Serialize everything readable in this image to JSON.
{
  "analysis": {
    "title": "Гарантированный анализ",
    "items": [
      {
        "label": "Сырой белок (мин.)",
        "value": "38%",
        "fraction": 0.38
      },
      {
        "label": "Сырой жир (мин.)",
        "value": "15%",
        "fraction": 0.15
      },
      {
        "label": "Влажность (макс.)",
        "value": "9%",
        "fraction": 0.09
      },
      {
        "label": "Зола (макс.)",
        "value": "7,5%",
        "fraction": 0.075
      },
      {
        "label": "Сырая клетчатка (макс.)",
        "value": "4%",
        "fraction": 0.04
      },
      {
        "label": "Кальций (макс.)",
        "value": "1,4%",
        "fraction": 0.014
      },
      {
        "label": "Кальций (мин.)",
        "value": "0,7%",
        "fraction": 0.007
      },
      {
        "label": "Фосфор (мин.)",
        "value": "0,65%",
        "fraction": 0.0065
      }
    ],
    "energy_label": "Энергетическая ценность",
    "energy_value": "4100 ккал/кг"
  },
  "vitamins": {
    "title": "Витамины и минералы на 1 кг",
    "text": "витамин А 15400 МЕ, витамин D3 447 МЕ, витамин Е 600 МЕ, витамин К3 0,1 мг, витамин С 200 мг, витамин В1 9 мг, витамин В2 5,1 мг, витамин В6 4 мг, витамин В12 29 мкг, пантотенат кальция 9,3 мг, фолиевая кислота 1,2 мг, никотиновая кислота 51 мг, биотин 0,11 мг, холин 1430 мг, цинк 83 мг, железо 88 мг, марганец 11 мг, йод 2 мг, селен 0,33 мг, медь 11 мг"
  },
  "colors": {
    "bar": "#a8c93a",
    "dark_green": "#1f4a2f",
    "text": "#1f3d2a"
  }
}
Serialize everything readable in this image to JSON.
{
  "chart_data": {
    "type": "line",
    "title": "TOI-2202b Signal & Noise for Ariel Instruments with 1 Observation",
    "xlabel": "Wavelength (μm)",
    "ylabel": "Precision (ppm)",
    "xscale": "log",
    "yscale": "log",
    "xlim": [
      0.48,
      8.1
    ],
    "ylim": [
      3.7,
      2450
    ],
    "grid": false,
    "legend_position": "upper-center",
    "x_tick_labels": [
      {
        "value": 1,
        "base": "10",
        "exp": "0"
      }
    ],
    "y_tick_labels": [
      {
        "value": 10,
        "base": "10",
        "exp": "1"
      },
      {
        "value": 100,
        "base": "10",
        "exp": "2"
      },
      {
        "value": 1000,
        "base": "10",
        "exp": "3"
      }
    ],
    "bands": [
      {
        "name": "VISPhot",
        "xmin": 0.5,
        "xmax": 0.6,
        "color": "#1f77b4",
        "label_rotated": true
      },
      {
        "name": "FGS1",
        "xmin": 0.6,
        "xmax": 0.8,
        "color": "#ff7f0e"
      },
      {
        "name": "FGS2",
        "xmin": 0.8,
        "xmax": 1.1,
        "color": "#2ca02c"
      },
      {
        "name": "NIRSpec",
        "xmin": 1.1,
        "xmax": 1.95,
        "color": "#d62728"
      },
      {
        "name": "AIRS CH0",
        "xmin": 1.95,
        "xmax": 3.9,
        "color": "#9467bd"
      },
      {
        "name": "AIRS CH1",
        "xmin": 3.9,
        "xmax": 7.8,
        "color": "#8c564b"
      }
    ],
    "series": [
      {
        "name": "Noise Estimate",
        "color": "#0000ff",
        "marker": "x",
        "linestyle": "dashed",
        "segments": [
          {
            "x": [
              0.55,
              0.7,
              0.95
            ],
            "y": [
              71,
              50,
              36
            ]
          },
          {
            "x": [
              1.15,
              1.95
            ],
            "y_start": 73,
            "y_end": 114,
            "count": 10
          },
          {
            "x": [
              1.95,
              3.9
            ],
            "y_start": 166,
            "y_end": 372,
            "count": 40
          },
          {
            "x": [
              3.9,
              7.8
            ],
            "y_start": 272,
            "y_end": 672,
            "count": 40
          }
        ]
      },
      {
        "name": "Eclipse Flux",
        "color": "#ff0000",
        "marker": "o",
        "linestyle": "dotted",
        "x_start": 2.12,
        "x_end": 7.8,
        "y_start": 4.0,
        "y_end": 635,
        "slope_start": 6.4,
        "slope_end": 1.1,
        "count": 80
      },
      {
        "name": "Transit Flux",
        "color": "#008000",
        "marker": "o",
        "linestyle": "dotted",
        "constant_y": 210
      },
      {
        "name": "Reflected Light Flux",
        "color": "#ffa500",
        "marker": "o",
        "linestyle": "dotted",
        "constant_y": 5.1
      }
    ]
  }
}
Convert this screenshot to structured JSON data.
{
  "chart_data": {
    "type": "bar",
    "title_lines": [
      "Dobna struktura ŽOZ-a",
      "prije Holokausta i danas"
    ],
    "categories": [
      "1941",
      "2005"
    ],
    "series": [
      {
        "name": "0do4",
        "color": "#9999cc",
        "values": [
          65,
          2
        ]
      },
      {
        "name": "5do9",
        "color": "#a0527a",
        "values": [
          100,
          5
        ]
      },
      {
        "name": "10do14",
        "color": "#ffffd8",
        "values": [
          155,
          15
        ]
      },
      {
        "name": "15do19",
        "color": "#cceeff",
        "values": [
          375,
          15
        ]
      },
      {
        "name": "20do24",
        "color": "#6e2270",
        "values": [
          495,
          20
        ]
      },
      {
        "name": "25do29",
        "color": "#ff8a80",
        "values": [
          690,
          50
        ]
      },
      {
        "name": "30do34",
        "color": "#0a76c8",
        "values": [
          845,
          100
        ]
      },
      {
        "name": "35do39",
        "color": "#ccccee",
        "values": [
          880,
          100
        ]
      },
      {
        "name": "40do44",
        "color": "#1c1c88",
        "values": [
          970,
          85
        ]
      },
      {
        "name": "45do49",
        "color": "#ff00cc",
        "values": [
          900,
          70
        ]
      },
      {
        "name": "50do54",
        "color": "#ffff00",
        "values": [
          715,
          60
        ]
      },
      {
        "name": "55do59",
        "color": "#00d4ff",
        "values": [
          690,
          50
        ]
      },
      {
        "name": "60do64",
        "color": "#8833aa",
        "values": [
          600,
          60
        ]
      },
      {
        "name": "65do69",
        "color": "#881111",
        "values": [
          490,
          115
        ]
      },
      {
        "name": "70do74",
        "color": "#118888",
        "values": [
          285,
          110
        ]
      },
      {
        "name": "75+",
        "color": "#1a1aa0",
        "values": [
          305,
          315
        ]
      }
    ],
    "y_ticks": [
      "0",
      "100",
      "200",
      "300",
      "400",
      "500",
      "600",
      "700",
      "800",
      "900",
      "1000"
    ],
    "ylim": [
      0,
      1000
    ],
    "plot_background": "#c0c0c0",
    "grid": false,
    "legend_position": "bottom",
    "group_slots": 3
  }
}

###

> [Written task]:
Each record above must be given again exactly.

> [Answer to this task]:
Serialize everything readable in this image to JSON.
{
  "analysis": {
    "title": "Гарантированный анализ",
    "items": [
      {
        "label": "Сырой белок (мин.)",
        "value": "38%",
        "fraction": 0.38
      },
      {
        "label": "Сырой жир (мин.)",
        "value": "15%",
        "fraction": 0.15
      },
      {
        "label": "Влажность (макс.)",
        "value": "9%",
        "fraction": 0.09
      },
      {
        "label": "Зола (макс.)",
        "value": "7,5%",
        "fraction": 0.075
      },
      {
        "label": "Сырая клетчатка (макс.)",
        "value": "4%",
        "fraction": 0.04
      },
      {
        "label": "Кальций (макс.)",
        "value": "1,4%",
        "fraction": 0.014
      },
      {
        "label": "Кальций (мин.)",
        "value": "0,7%",
        "fraction": 0.007
      },
      {
        "label": "Фосфор (мин.)",
        "value": "0,65%",
        "fraction": 0.0065
      }
    ],
    "energy_label": "Энергетическая ценность",
    "energy_value": "4100 ккал/кг"
  },
  "vitamins": {
    "title": "Витамины и минералы на 1 кг",
    "text": "витамин А 15400 МЕ, витамин D3 447 МЕ, витамин Е 600 МЕ, витамин К3 0,1 мг, витамин С 200 мг, витамин В1 9 мг, витамин В2 5,1 мг, витамин В6 4 мг, витамин В12 29 мкг, пантотенат кальция 9,3 мг, фолиевая кислота 1,2 мг, никотиновая кислота 51 мг, биотин 0,11 мг, холин 1430 мг, цинк 83 мг, железо 88 мг, марганец 11 мг, йод 2 мг, селен 0,33 мг, медь 11 мг"
  },
  "colors": {
    "bar": "#a8c93a",
    "dark_green": "#1f4a2f",
    "text": "#1f3d2a"
  }
}
Serialize everything readable in this image to JSON.
{
  "chart_data": {
    "type": "line",
    "title": "TOI-2202b Signal & Noise for Ariel Instruments with 1 Observation",
    "xlabel": "Wavelength (μm)",
    "ylabel": "Precision (ppm)",
    "xscale": "log",
    "yscale": "log",
    "xlim": [
      0.48,
      8.1
    ],
    "ylim": [
      3.7,
      2450
    ],
    "grid": false,
    "legend_position": "upper-center",
    "x_tick_labels": [
      {
        "value": 1,
        "base": "10",
        "exp": "0"
      }
    ],
    "y_tick_labels": [
      {
        "value": 10,
        "base": "10",
        "exp": "1"
      },
      {
        "value": 100,
        "base": "10",
        "exp": "2"
      },
      {
        "value": 1000,
        "base": "10",
        "exp": "3"
      }
    ],
    "bands": [
      {
        "name": "VISPhot",
        "xmin": 0.5,
        "xmax": 0.6,
        "color": "#1f77b4",
        "label_rotated": true
      },
      {
        "name": "FGS1",
        "xmin": 0.6,
        "xmax": 0.8,
        "color": "#ff7f0e"
      },
      {
        "name": "FGS2",
        "xmin": 0.8,
        "xmax": 1.1,
        "color": "#2ca02c"
      },
      {
        "name": "NIRSpec",
        "xmin": 1.1,
        "xmax": 1.95,
        "color": "#d62728"
      },
      {
        "name": "AIRS CH0",
        "xmin": 1.95,
        "xmax": 3.9,
        "color": "#9467bd"
      },
      {
        "name": "AIRS CH1",
        "xmin": 3.9,
        "xmax": 7.8,
        "color": "#8c564b"
      }
    ],
    "series": [
      {
        "name": "Noise Estimate",
        "color": "#0000ff",
        "marker": "x",
        "linestyle": "dashed",
        "segments": [
          {
            "x": [
              0.55,
              0.7,
              0.95
            ],
            "y": [
              71,
              50,
              36
            ]
          },
          {
            "x": [
              1.15,
              1.95
            ],
            "y_start": 73,
            "y_end": 114,
            "count": 10
          },
          {
            "x": [
              1.95,
              3.9
            ],
            "y_start": 166,
            "y_end": 372,
            "count": 40
          },
          {
            "x": [
              3.9,
              7.8
            ],
            "y_start": 272,
            "y_end": 672,
            "count": 40
          }
        ]
      },
      {
        "name": "Eclipse Flux",
        "color": "#ff0000",
        "marker": "o",
        "linestyle": "dotted",
        "x_start": 2.12,
        "x_end": 7.8,
        "y_start": 4.0,
        "y_end": 635,
        "slope_start": 6.4,
        "slope_end": 1.1,
        "count": 80
      },
      {
        "name": "Transit Flux",
        "color": "#008000",
        "marker": "o",
        "linestyle": "dotted",
        "constant_y": 210
      },
      {
        "name": "Reflected Light Flux",
        "color": "#ffa500",
        "marker": "o",
        "linestyle": "dotted",
        "constant_y": 5.1
      }
    ]
  }
}
Convert this screenshot to structured JSON data.
{
  "chart_data": {
    "type": "bar",
    "title_lines": [
      "Dobna struktura ŽOZ-a",
      "prije Holokausta i danas"
    ],
    "categories": [
      "1941",
      "2005"
    ],
    "series": [
      {
        "name": "0do4",
        "color": "#9999cc",
        "values": [
          65,
          2
        ]
      },
      {
        "name": "5do9",
        "color": "#a0527a",
        "values": [
          100,
          5
        ]
      },
      {
        "name": "10do14",
        "color": "#ffffd8",
        "values": [
          155,
          15
        ]
      },
      {
        "name": "15do19",
        "color": "#cceeff",
        "values": [
          375,
          15
        ]
      },
      {
        "name": "20do24",
        "color": "#6e2270",
        "values": [
          495,
          20
        ]
      },
      {
        "name": "25do29",
        "color": "#ff8a80",
        "values": [
          690,
          50
        ]
      },
      {
        "name": "30do34",
        "color": "#0a76c8",
        "values": [
          845,
          100
        ]
      },
      {
        "name": "35do39",
        "color": "#ccccee",
        "values": [
          880,
          100
        ]
      },
      {
        "name": "40do44",
        "color": "#1c1c88",
        "values": [
          970,
          85
        ]
      },
      {
        "name": "45do49",
        "color": "#ff00cc",
        "values": [
          900,
          70
        ]
      },
      {
        "name": "50do54",
        "color": "#ffff00",
        "values": [
          715,
          60
        ]
      },
      {
        "name": "55do59",
        "color": "#00d4ff",
        "values": [
          690,
          50
        ]
      },
      {
        "name": "60do64",
        "color": "#8833aa",
        "values": [
          600,
          60
        ]
      },
      {
        "name": "65do69",
        "color": "#881111",
        "values": [
          490,
          115
        ]
      },
      {
        "name": "70do74",
        "color": "#118888",
        "values": [
          285,
          110
        ]
      },
      {
        "name": "75+",
        "color": "#1a1aa0",
        "values": [
          305,
          315
        ]
      }
    ],
    "y_ticks": [
      "0",
      "100",
      "200",
      "300",
      "400",
      "500",
      "600",
      "700",
      "800",
      "900",
      "1000"
    ],
    "ylim": [
      0,
      1000
    ],
    "plot_background": "#c0c0c0",
    "grid": false,
    "legend_position": "bottom",
    "group_slots": 3
  }
}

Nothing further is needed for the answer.